◆ Short task ◆
Isolate every line in the data with the string "полевых" and copy it.

begin

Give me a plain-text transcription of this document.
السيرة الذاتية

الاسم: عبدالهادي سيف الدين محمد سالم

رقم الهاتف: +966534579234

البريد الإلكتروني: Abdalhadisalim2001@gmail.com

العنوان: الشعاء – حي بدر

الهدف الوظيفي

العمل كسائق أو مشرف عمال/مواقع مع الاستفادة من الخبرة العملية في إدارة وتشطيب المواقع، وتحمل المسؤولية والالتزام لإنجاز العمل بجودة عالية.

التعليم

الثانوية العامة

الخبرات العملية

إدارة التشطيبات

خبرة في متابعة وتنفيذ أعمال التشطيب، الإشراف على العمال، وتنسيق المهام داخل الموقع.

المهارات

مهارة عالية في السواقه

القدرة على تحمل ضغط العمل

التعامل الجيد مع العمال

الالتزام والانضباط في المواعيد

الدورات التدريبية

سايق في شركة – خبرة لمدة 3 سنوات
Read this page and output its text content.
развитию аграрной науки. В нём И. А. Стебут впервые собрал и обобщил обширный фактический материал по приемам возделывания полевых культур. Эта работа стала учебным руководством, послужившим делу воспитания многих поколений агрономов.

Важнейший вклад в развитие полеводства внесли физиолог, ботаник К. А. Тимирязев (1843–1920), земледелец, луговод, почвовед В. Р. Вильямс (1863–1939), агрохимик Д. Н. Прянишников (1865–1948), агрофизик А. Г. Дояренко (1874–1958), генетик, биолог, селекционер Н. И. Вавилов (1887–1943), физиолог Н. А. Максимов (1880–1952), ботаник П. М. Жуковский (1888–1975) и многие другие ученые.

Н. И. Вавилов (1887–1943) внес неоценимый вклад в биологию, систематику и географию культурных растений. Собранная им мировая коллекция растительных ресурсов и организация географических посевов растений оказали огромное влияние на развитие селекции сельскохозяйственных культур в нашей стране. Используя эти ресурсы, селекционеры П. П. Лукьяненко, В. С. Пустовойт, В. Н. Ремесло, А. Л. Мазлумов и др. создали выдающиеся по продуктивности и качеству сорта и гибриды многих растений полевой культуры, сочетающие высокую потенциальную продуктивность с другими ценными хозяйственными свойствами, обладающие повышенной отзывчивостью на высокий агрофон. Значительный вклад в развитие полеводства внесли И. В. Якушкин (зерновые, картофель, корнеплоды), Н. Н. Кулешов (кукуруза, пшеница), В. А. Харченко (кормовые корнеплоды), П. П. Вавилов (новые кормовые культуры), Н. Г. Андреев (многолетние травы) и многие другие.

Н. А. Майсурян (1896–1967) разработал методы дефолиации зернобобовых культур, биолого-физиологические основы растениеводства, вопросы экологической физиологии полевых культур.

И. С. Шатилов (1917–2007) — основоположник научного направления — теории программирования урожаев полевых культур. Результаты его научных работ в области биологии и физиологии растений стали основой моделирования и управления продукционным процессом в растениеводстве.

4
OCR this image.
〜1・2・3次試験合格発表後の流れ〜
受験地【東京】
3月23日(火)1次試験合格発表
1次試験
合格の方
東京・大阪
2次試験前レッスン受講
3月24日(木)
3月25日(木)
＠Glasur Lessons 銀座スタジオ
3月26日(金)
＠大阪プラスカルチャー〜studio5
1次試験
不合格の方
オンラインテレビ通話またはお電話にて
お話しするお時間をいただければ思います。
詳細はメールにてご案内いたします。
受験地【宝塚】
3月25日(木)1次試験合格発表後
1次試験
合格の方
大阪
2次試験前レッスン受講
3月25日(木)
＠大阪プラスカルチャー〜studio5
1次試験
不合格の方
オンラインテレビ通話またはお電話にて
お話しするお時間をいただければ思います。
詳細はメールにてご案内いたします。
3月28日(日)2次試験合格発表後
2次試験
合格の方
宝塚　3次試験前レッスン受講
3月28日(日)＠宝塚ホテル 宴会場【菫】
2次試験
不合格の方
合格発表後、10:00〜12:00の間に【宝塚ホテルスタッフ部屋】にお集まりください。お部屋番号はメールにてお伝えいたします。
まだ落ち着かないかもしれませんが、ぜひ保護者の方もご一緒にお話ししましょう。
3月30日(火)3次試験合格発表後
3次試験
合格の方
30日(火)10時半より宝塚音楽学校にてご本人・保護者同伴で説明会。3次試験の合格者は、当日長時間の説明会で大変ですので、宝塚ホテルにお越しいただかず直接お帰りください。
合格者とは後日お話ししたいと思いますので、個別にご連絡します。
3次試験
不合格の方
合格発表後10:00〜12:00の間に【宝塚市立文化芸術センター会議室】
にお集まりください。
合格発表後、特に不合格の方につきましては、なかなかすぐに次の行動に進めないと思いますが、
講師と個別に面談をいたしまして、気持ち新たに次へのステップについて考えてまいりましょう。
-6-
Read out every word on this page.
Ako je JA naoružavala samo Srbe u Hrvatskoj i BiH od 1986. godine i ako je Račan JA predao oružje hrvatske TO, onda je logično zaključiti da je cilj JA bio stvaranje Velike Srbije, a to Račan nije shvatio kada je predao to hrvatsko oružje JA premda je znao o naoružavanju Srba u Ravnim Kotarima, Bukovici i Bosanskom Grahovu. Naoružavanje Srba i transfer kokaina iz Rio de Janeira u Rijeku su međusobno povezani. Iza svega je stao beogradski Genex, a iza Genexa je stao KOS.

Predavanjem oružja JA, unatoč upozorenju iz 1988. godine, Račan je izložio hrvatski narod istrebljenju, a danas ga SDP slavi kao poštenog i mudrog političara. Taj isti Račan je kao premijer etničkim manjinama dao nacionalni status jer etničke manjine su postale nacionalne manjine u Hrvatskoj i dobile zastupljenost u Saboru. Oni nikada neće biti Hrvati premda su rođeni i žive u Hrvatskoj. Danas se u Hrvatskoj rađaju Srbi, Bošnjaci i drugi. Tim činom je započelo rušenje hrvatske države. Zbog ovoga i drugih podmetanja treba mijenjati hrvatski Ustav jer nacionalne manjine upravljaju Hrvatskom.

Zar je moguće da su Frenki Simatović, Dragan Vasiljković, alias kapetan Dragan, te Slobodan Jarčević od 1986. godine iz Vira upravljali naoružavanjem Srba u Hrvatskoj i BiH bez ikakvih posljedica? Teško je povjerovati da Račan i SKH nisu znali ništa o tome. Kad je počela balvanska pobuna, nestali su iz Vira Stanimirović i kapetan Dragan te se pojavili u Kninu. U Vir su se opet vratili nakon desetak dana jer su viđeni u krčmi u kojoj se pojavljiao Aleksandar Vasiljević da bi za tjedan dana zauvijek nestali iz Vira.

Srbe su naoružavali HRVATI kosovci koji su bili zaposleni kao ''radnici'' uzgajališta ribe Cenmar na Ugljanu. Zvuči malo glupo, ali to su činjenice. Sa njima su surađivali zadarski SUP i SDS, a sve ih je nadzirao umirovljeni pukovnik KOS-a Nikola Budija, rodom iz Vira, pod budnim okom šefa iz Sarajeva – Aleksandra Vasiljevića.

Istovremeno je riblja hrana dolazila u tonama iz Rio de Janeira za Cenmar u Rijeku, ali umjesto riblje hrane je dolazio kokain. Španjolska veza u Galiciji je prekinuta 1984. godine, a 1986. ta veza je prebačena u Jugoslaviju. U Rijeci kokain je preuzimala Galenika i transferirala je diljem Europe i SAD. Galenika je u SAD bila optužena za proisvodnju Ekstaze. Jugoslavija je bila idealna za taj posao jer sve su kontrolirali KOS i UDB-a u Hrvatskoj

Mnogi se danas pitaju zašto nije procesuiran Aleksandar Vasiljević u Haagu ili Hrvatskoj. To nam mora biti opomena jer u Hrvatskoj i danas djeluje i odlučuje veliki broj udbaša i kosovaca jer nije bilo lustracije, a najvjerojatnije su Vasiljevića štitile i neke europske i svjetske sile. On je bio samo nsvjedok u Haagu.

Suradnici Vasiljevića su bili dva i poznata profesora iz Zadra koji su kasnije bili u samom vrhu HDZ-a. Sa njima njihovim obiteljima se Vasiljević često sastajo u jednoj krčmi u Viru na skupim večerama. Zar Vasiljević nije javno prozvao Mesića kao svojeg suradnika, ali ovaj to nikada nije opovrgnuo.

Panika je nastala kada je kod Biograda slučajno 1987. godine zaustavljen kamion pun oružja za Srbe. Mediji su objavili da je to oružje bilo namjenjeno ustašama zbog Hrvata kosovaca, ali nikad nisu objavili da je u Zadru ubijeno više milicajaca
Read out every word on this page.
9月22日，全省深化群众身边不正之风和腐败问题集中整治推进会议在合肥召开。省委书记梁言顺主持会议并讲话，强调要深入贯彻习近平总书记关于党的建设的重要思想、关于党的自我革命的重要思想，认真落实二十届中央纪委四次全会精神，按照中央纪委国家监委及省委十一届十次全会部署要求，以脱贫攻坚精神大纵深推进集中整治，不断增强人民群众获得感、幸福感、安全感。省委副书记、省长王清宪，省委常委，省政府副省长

end

◆ The response ◆
развитию аграрной науки. В нём И. А. Стебут впервые собрал и обобщил обширный фактический материал по приемам возделывания полевых культур. Эта работа стала учебным руководством, послужившим делу воспитания многих поколений агрономов.
Н. А. Майсурян (1896–1967) разработал методы дефолиации зернобобовых культур, биолого-физиологические основы растениеводства, вопросы экологической физиологии полевых культур.
И. С. Шатилов (1917–2007) — основоположник научного направления — теории программирования урожаев полевых культур. Результаты его научных работ в области биологии и физиологии растений стали основой моделирования и управления продукционным процессом в растениеводстве.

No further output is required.